Items from a data source
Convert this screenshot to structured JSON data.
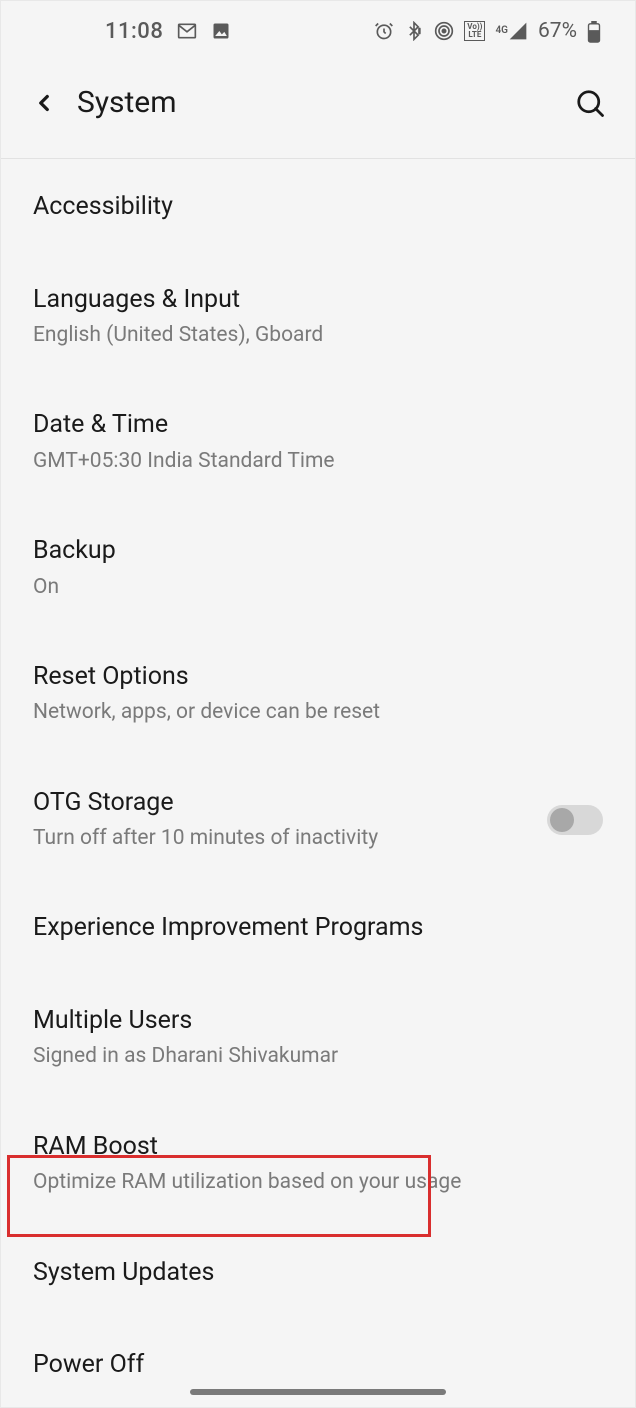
{
  "statusBar": {
    "time": "11:08",
    "battery": "67%"
  },
  "header": {
    "title": "System"
  },
  "items": [
    {
      "title": "Accessibility",
      "subtitle": ""
    },
    {
      "title": "Languages & Input",
      "subtitle": "English (United States), Gboard"
    },
    {
      "title": "Date & Time",
      "subtitle": "GMT+05:30 India Standard Time"
    },
    {
      "title": "Backup",
      "subtitle": "On"
    },
    {
      "title": "Reset Options",
      "subtitle": "Network, apps, or device can be reset"
    },
    {
      "title": "OTG Storage",
      "subtitle": "Turn off after 10 minutes of inactivity"
    },
    {
      "title": "Experience Improvement Programs",
      "subtitle": ""
    },
    {
      "title": "Multiple Users",
      "subtitle": "Signed in as Dharani Shivakumar"
    },
    {
      "title": "RAM Boost",
      "subtitle": "Optimize RAM utilization based on your usage"
    },
    {
      "title": "System Updates",
      "subtitle": ""
    },
    {
      "title": "Power Off",
      "subtitle": ""
    }
  ],
  "signal": {
    "netLabel": "4G"
  },
  "volte": {
    "line1": "Vo))",
    "line2": "LTE"
  }
}
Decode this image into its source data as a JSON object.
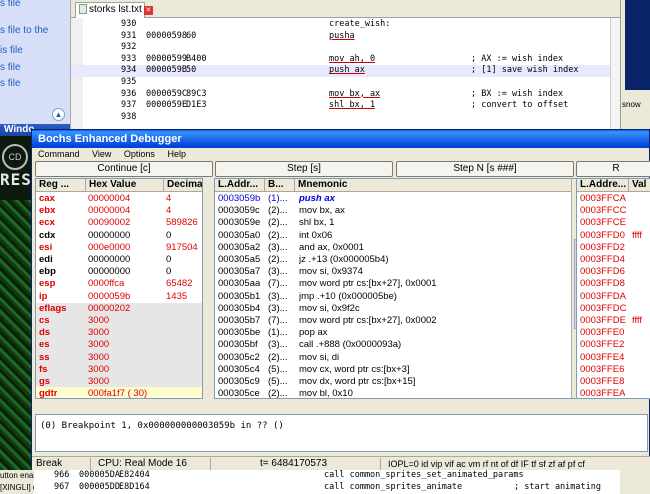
{
  "explorer": {
    "links": [
      "s file",
      "s file to the",
      "is file",
      "s file",
      "s file"
    ]
  },
  "game": {
    "text": "RESI"
  },
  "explorer_window_title": "Windo",
  "editor": {
    "tab_title": "storks lst.txt",
    "lines": [
      {
        "n": "930",
        "addr": "",
        "hex": "",
        "code": "create_wish:",
        "comment": "",
        "hl": false
      },
      {
        "n": "931",
        "addr": "00000598",
        "hex": "60",
        "code": "pusha",
        "comment": "",
        "hl": false
      },
      {
        "n": "932",
        "addr": "",
        "hex": "",
        "code": "",
        "comment": "",
        "hl": false
      },
      {
        "n": "933",
        "addr": "00000599",
        "hex": "B400",
        "code": "mov ah, 0",
        "comment": "; AX := wish index",
        "hl": false
      },
      {
        "n": "934",
        "addr": "0000059B",
        "hex": "50",
        "code": "push ax",
        "comment": "; [1] save wish index",
        "hl": true
      },
      {
        "n": "935",
        "addr": "",
        "hex": "",
        "code": "",
        "comment": "",
        "hl": false
      },
      {
        "n": "936",
        "addr": "0000059C",
        "hex": "89C3",
        "code": "mov bx, ax",
        "comment": "; BX := wish index",
        "hl": false
      },
      {
        "n": "937",
        "addr": "0000059E",
        "hex": "D1E3",
        "code": "shl bx, 1",
        "comment": "; convert to offset",
        "hl": false
      },
      {
        "n": "938",
        "addr": "",
        "hex": "",
        "code": "",
        "comment": "",
        "hl": false
      }
    ]
  },
  "right_background": {
    "label": "snow"
  },
  "debugger": {
    "title": "Bochs Enhanced Debugger",
    "menu": [
      "Command",
      "View",
      "Options",
      "Help"
    ],
    "buttons": [
      "Continue [c]",
      "Step [s]",
      "Step N [s ###]",
      "R"
    ],
    "reg_headers": [
      "Reg ...",
      "Hex Value",
      "Decima"
    ],
    "registers": [
      {
        "name": "cax",
        "hex": "00000004",
        "dec": "4",
        "color": "red"
      },
      {
        "name": "ebx",
        "hex": "00000004",
        "dec": "4",
        "color": "red"
      },
      {
        "name": "ecx",
        "hex": "00090002",
        "dec": "589826",
        "color": "red"
      },
      {
        "name": "cdx",
        "hex": "00000000",
        "dec": "0",
        "color": "black"
      },
      {
        "name": "esi",
        "hex": "000e0000",
        "dec": "917504",
        "color": "red"
      },
      {
        "name": "edi",
        "hex": "00000000",
        "dec": "0",
        "color": "black"
      },
      {
        "name": "ebp",
        "hex": "00000000",
        "dec": "0",
        "color": "black"
      },
      {
        "name": "esp",
        "hex": "0000ffca",
        "dec": "65482",
        "color": "red"
      },
      {
        "name": "ip",
        "hex": "0000059b",
        "dec": "1435",
        "color": "red"
      },
      {
        "name": "eflags",
        "hex": "00000202",
        "dec": "",
        "color": "red"
      },
      {
        "name": "cs",
        "hex": "3000",
        "dec": "",
        "color": "red"
      },
      {
        "name": "ds",
        "hex": "3000",
        "dec": "",
        "color": "red"
      },
      {
        "name": "es",
        "hex": "3000",
        "dec": "",
        "color": "red"
      },
      {
        "name": "ss",
        "hex": "3000",
        "dec": "",
        "color": "red"
      },
      {
        "name": "fs",
        "hex": "3000",
        "dec": "",
        "color": "red"
      },
      {
        "name": "gs",
        "hex": "3000",
        "dec": "",
        "color": "red"
      },
      {
        "name": "gdtr",
        "hex": "000fa1f7 ( 30)",
        "dec": "",
        "color": "red"
      }
    ],
    "asm_headers": [
      "L.Addr...",
      "B...",
      "Mnemonic"
    ],
    "asm": [
      {
        "addr": "0003059b",
        "bytes": "(1)...",
        "mnem": "push ax",
        "current": true
      },
      {
        "addr": "0003059c",
        "bytes": "(2)...",
        "mnem": "mov bx, ax",
        "current": false
      },
      {
        "addr": "0003059e",
        "bytes": "(2)...",
        "mnem": "shl bx, 1",
        "current": false
      },
      {
        "addr": "000305a0",
        "bytes": "(2)...",
        "mnem": "int 0x06",
        "current": false
      },
      {
        "addr": "000305a2",
        "bytes": "(3)...",
        "mnem": "and ax, 0x0001",
        "current": false
      },
      {
        "addr": "000305a5",
        "bytes": "(2)...",
        "mnem": "jz .+13 (0x000005b4)",
        "current": false
      },
      {
        "addr": "000305a7",
        "bytes": "(3)...",
        "mnem": "mov si, 0x9374",
        "current": false
      },
      {
        "addr": "000305aa",
        "bytes": "(7)...",
        "mnem": "mov word ptr cs:[bx+27], 0x0001",
        "current": false
      },
      {
        "addr": "000305b1",
        "bytes": "(3)...",
        "mnem": "jmp .+10 (0x000005be)",
        "current": false
      },
      {
        "addr": "000305b4",
        "bytes": "(3)...",
        "mnem": "mov si, 0x9f2c",
        "current": false
      },
      {
        "addr": "000305b7",
        "bytes": "(7)...",
        "mnem": "mov word ptr cs:[bx+27], 0x0002",
        "current": false
      },
      {
        "addr": "000305be",
        "bytes": "(1)...",
        "mnem": "pop ax",
        "current": false
      },
      {
        "addr": "000305bf",
        "bytes": "(3)...",
        "mnem": "call .+888 (0x0000093a)",
        "current": false
      },
      {
        "addr": "000305c2",
        "bytes": "(2)...",
        "mnem": "mov si, di",
        "current": false
      },
      {
        "addr": "000305c4",
        "bytes": "(5)...",
        "mnem": "mov cx, word ptr cs:[bx+3]",
        "current": false
      },
      {
        "addr": "000305c9",
        "bytes": "(5)...",
        "mnem": "mov dx, word ptr cs:[bx+15]",
        "current": false
      },
      {
        "addr": "000305ce",
        "bytes": "(2)...",
        "mnem": "mov bl, 0x10",
        "current": false
      }
    ],
    "mem_headers": [
      "L.Addre...",
      "Val"
    ],
    "memory": [
      "0003FFCA",
      "0003FFCC",
      "0003FFCE",
      "0003FFD0",
      "0003FFD2",
      "0003FFD4",
      "0003FFD6",
      "0003FFD8",
      "0003FFDA",
      "0003FFDC",
      "0003FFDE",
      "0003FFE0",
      "0003FFE2",
      "0003FFE4",
      "0003FFE6",
      "0003FFE8",
      "0003FFEA"
    ],
    "mem_values": [
      "",
      "",
      "",
      "ffff",
      "",
      "",
      "",
      "",
      "",
      "",
      "ffff",
      "",
      "",
      "",
      "",
      "",
      ""
    ],
    "output": "(0) Breakpoint 1, 0x000000000003059b in ?? ()",
    "status": {
      "state": "Break",
      "cpu": "CPU: Real Mode 16",
      "ticks": "t= 6484170573",
      "flags": "IOPL=0 id vip vif ac vm rf nt of df IF tf sf zf af pf cf"
    }
  },
  "bottom_editor": {
    "lines": [
      {
        "n": "966",
        "addr": "000005DA",
        "hex": "E82404",
        "code": "call common_sprites_set_animated_params",
        "comment": ""
      },
      {
        "n": "967",
        "addr": "000005DD",
        "hex": "E8D164",
        "code": "call common_sprites_animate",
        "comment": "; start animating"
      }
    ]
  },
  "left_status": [
    "utton enables mouse",
    "[XINGLI] dir"
  ]
}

■ **Required task**: Which lines contain the word "this"? Copy each of them.

■ **Response to the exercise**:
Convert this screenshot to structured JSON data.
Decode this image into its source data as a JSON object.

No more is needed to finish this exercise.